── RECORDS PROVIDED ──

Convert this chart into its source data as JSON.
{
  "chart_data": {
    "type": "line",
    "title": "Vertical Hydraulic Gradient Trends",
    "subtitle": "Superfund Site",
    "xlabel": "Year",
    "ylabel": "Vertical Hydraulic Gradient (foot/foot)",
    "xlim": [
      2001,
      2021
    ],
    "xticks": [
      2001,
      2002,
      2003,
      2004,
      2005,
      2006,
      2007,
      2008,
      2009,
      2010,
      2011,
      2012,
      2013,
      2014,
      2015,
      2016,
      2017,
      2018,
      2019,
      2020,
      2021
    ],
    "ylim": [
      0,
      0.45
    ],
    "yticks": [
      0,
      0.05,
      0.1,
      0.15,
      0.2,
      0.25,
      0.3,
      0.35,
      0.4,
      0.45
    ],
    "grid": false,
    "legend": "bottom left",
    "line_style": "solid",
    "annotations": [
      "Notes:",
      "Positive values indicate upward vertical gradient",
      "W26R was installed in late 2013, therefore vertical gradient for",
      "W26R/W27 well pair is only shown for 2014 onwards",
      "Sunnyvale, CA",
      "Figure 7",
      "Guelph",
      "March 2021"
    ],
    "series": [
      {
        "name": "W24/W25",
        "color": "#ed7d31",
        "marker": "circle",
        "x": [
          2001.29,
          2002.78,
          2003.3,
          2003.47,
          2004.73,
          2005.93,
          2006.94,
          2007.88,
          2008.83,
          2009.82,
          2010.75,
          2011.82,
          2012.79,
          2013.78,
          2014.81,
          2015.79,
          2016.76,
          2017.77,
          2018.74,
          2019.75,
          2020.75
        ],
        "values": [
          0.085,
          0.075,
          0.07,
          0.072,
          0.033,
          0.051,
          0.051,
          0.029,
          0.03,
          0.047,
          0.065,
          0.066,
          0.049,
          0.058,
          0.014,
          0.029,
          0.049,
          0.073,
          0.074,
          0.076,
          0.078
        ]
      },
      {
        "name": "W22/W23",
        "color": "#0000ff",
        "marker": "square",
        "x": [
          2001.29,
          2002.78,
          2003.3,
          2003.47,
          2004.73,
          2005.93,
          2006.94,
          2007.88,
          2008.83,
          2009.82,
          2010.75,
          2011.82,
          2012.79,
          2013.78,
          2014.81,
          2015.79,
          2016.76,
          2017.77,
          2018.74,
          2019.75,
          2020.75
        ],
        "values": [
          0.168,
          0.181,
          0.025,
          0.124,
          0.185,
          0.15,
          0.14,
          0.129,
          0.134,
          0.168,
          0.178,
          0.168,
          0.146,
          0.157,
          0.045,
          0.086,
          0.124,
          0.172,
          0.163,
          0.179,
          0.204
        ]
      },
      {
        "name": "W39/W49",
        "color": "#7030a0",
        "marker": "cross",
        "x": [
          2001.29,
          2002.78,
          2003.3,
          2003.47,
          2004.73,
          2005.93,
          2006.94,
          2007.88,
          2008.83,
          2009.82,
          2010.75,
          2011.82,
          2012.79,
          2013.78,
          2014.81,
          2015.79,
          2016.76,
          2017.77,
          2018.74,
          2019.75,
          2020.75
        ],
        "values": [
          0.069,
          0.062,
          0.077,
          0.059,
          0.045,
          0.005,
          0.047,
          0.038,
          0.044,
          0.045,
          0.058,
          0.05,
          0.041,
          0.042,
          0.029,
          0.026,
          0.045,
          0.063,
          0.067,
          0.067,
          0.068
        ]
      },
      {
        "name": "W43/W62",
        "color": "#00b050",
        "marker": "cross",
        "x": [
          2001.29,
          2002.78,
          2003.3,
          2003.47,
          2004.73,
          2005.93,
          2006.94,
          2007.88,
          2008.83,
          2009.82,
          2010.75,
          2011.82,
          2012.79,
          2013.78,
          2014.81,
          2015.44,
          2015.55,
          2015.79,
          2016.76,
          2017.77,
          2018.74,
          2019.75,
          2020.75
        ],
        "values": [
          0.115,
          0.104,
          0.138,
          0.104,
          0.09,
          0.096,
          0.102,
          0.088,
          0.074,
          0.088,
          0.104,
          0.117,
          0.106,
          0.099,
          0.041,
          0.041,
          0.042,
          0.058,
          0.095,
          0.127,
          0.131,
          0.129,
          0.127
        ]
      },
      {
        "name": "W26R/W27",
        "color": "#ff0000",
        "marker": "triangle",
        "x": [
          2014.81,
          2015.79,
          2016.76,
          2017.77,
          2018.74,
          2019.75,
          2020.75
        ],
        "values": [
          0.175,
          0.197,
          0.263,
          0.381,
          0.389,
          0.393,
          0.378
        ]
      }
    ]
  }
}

───

__EXERCISE GOAL__
Print the entries exactly. Include every one.

__WRITTEN SOLUTION__
Convert this chart into its source data as JSON.
{
  "chart_data": {
    "type": "line",
    "title": "Vertical Hydraulic Gradient Trends",
    "subtitle": "Superfund Site",
    "xlabel": "Year",
    "ylabel": "Vertical Hydraulic Gradient (foot/foot)",
    "xlim": [
      2001,
      2021
    ],
    "xticks": [
      2001,
      2002,
      2003,
      2004,
      2005,
      2006,
      2007,
      2008,
      2009,
      2010,
      2011,
      2012,
      2013,
      2014,
      2015,
      2016,
      2017,
      2018,
      2019,
      2020,
      2021
    ],
    "ylim": [
      0,
      0.45
    ],
    "yticks": [
      0,
      0.05,
      0.1,
      0.15,
      0.2,
      0.25,
      0.3,
      0.35,
      0.4,
      0.45
    ],
    "grid": false,
    "legend": "bottom left",
    "line_style": "solid",
    "annotations": [
      "Notes:",
      "Positive values indicate upward vertical gradient",
      "W26R was installed in late 2013, therefore vertical gradient for",
      "W26R/W27 well pair is only shown for 2014 onwards",
      "Sunnyvale, CA",
      "Figure 7",
      "Guelph",
      "March 2021"
    ],
    "series": [
      {
        "name": "W24/W25",
        "color": "#ed7d31",
        "marker": "circle",
        "x": [
          2001.29,
          2002.78,
          2003.3,
          2003.47,
          2004.73,
          2005.93,
          2006.94,
          2007.88,
          2008.83,
          2009.82,
          2010.75,
          2011.82,
          2012.79,
          2013.78,
          2014.81,
          2015.79,
          2016.76,
          2017.77,
          2018.74,
          2019.75,
          2020.75
        ],
        "values": [
          0.085,
          0.075,
          0.07,
          0.072,
          0.033,
          0.051,
          0.051,
          0.029,
          0.03,
          0.047,
          0.065,
          0.066,
          0.049,
          0.058,
          0.014,
          0.029,
          0.049,
          0.073,
          0.074,
          0.076,
          0.078
        ]
      },
      {
        "name": "W22/W23",
        "color": "#0000ff",
        "marker": "square",
        "x": [
          2001.29,
          2002.78,
          2003.3,
          2003.47,
          2004.73,
          2005.93,
          2006.94,
          2007.88,
          2008.83,
          2009.82,
          2010.75,
          2011.82,
          2012.79,
          2013.78,
          2014.81,
          2015.79,
          2016.76,
          2017.77,
          2018.74,
          2019.75,
          2020.75
        ],
        "values": [
          0.168,
          0.181,
          0.025,
          0.124,
          0.185,
          0.15,
          0.14,
          0.129,
          0.134,
          0.168,
          0.178,
          0.168,
          0.146,
          0.157,
          0.045,
          0.086,
          0.124,
          0.172,
          0.163,
          0.179,
          0.204
        ]
      },
      {
        "name": "W39/W49",
        "color": "#7030a0",
        "marker": "cross",
        "x": [
          2001.29,
          2002.78,
          2003.3,
          2003.47,
          2004.73,
          2005.93,
          2006.94,
          2007.88,
          2008.83,
          2009.82,
          2010.75,
          2011.82,
          2012.79,
          2013.78,
          2014.81,
          2015.79,
          2016.76,
          2017.77,
          2018.74,
          2019.75,
          2020.75
        ],
        "values": [
          0.069,
          0.062,
          0.077,
          0.059,
          0.045,
          0.005,
          0.047,
          0.038,
          0.044,
          0.045,
          0.058,
          0.05,
          0.041,
          0.042,
          0.029,
          0.026,
          0.045,
          0.063,
          0.067,
          0.067,
          0.068
        ]
      },
      {
        "name": "W43/W62",
        "color": "#00b050",
        "marker": "cross",
        "x": [
          2001.29,
          2002.78,
          2003.3,
          2003.47,
          2004.73,
          2005.93,
          2006.94,
          2007.88,
          2008.83,
          2009.82,
          2010.75,
          2011.82,
          2012.79,
          2013.78,
          2014.81,
          2015.44,
          2015.55,
          2015.79,
          2016.76,
          2017.77,
          2018.74,
          2019.75,
          2020.75
        ],
        "values": [
          0.115,
          0.104,
          0.138,
          0.104,
          0.09,
          0.096,
          0.102,
          0.088,
          0.074,
          0.088,
          0.104,
          0.117,
          0.106,
          0.099,
          0.041,
          0.041,
          0.042,
          0.058,
          0.095,
          0.127,
          0.131,
          0.129,
          0.127
        ]
      },
      {
        "name": "W26R/W27",
        "color": "#ff0000",
        "marker": "triangle",
        "x": [
          2014.81,
          2015.79,
          2016.76,
          2017.77,
          2018.74,
          2019.75,
          2020.75
        ],
        "values": [
          0.175,
          0.197,
          0.263,
          0.381,
          0.389,
          0.393,
          0.378
        ]
      }
    ]
  }
}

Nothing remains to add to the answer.